◆ What the task requires:
How many of these lines hold the string "mental"? Answer with the number only.

================

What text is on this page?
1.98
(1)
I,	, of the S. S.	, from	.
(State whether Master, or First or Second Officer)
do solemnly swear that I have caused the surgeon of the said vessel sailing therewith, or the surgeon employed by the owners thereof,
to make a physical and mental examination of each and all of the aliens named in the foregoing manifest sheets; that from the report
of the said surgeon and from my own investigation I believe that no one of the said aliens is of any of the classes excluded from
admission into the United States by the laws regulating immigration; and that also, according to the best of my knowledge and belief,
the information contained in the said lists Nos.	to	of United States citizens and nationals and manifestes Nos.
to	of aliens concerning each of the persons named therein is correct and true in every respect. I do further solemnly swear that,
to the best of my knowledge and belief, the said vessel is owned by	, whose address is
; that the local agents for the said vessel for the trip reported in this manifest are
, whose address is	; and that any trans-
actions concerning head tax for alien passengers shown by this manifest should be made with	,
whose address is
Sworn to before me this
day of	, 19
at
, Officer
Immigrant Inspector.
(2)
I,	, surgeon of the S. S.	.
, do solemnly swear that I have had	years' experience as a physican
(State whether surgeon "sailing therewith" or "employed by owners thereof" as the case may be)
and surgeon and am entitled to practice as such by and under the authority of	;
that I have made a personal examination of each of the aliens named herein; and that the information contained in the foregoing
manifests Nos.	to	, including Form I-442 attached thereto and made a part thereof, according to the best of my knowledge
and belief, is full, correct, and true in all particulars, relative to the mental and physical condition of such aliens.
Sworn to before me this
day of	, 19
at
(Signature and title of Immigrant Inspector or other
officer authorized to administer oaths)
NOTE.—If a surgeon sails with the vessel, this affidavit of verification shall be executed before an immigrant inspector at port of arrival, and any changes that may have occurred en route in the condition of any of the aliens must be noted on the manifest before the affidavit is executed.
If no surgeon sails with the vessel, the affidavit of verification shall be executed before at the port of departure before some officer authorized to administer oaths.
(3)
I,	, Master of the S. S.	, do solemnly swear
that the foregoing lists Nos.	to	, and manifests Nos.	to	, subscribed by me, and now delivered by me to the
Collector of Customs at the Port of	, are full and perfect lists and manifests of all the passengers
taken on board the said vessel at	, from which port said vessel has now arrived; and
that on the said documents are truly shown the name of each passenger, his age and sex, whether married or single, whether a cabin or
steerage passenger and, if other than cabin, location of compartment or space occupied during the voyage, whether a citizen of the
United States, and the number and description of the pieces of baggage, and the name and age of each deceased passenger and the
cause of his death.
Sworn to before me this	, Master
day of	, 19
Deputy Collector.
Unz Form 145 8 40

================

◆ Task result:
2